Task instructions >>
Pull out from the material below all lines with "artículo".

Dataset items >>
---

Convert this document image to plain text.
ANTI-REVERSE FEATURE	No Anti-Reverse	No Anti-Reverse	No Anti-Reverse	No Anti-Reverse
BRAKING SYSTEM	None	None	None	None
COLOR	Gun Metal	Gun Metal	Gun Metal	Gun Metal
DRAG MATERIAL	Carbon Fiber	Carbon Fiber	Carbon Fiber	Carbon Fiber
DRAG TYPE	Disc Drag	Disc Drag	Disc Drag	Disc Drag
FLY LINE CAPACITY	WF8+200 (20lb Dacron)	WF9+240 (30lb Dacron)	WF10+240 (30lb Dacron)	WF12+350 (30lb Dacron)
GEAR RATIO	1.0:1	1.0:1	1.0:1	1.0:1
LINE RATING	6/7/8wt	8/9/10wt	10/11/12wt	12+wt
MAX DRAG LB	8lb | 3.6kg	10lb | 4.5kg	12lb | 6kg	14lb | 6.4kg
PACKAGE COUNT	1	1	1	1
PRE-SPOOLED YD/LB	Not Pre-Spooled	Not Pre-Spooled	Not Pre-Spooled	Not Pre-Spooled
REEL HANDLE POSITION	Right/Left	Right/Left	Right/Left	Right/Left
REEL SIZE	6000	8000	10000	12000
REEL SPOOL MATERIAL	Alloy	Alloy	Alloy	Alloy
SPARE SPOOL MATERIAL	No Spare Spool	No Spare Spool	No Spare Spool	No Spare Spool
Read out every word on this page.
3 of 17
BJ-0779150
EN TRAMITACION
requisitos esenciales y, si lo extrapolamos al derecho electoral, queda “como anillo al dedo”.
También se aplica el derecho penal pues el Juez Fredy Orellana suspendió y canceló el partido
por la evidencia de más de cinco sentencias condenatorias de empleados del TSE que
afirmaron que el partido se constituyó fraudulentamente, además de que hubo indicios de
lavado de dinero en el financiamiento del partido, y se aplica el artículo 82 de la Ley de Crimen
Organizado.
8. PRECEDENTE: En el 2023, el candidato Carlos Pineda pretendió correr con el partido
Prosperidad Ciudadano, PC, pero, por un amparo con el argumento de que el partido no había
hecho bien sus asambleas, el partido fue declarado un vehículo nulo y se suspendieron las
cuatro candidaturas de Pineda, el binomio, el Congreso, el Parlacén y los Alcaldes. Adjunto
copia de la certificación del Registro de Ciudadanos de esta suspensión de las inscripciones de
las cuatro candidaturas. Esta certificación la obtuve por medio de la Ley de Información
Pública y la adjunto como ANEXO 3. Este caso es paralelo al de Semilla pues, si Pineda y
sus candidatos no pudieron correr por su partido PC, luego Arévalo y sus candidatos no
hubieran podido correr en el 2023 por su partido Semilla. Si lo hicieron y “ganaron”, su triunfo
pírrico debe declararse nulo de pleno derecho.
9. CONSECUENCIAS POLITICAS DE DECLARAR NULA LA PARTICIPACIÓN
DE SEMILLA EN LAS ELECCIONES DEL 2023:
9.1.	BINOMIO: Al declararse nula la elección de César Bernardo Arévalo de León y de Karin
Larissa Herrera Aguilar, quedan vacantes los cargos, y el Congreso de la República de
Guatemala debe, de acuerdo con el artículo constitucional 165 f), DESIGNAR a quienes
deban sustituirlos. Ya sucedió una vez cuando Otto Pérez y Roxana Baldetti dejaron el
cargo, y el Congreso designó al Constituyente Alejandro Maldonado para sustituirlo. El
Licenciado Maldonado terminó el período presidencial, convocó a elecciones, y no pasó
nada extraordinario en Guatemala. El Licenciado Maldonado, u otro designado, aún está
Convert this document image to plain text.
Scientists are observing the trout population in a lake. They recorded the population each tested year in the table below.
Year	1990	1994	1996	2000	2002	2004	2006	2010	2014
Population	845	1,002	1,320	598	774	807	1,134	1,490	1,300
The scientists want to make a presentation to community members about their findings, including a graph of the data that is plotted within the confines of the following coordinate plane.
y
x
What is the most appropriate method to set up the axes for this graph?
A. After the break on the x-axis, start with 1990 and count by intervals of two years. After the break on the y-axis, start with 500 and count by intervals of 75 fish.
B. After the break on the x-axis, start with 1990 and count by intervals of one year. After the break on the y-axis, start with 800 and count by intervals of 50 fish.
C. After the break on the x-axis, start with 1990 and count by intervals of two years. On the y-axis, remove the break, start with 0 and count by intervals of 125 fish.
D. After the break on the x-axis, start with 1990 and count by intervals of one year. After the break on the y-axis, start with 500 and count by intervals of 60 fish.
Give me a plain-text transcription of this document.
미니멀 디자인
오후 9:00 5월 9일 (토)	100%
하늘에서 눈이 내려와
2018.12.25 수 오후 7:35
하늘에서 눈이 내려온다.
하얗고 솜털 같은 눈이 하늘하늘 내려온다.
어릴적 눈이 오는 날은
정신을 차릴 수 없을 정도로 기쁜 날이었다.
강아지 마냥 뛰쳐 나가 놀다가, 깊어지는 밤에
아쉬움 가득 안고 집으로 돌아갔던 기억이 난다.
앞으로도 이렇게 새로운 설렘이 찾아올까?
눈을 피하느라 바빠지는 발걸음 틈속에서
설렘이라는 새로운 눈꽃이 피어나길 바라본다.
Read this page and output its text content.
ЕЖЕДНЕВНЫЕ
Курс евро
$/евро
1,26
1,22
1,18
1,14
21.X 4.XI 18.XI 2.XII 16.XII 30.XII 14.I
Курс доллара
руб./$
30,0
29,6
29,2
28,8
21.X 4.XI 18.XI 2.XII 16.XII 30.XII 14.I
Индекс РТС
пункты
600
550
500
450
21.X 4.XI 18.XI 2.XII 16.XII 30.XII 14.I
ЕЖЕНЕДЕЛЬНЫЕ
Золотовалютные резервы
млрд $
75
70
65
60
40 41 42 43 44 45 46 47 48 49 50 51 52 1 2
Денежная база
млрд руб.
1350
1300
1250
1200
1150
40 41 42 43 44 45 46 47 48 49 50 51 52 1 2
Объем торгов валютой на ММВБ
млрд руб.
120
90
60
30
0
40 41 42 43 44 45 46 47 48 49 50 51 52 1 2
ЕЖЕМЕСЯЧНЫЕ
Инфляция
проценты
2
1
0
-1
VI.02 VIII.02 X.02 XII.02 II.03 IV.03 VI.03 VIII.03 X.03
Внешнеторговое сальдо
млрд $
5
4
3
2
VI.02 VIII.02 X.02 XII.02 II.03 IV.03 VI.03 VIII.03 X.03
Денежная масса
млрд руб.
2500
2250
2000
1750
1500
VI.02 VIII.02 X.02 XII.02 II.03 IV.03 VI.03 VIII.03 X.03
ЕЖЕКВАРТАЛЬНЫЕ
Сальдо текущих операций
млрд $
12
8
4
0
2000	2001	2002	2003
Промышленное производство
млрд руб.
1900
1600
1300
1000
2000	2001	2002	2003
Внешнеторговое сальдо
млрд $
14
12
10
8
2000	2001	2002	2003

---

Task answer >>
lavado de dinero en el financiamiento del partido, y se aplica el artículo 82 de la Ley de Crimen
Guatemala debe, de acuerdo con el artículo constitucional 165 f), DESIGNAR a quienes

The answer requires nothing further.